• **YOUR OBJECTIVE**
Restate every entry word for word.

• **DATA EXTRACT**
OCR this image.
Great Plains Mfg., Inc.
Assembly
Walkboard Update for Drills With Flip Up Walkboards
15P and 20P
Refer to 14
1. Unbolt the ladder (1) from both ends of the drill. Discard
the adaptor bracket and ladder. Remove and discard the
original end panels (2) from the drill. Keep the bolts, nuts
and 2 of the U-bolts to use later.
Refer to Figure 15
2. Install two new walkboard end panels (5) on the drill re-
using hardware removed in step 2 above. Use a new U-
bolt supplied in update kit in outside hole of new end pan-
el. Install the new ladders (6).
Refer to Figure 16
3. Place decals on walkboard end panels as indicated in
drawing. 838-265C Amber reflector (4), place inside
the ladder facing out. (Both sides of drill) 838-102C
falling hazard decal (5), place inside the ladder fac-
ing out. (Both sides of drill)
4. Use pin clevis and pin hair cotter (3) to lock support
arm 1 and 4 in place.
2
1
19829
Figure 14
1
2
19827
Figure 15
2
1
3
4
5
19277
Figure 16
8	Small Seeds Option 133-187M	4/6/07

• **FINAL ANSWER**
OCR this image.
Great Plains Mfg., Inc.
Assembly
Walkboard Update for Drills With Flip Up Walkboards
15P and 20P
Refer to 14
1. Unbolt the ladder (1) from both ends of the drill. Discard
the adaptor bracket and ladder. Remove and discard the
original end panels (2) from the drill. Keep the bolts, nuts
and 2 of the U-bolts to use later.
Refer to Figure 15
2. Install two new walkboard end panels (5) on the drill re-
using hardware removed in step 2 above. Use a new U-
bolt supplied in update kit in outside hole of new end pan-
el. Install the new ladders (6).
Refer to Figure 16
3. Place decals on walkboard end panels as indicated in
drawing. 838-265C Amber reflector (4), place inside
the ladder facing out. (Both sides of drill) 838-102C
falling hazard decal (5), place inside the ladder fac-
ing out. (Both sides of drill)
4. Use pin clevis and pin hair cotter (3) to lock support
arm 1 and 4 in place.
2
1
19829
Figure 14
1
2
19827
Figure 15
2
1
3
4
5
19277
Figure 16
8	Small Seeds Option 133-187M	4/6/07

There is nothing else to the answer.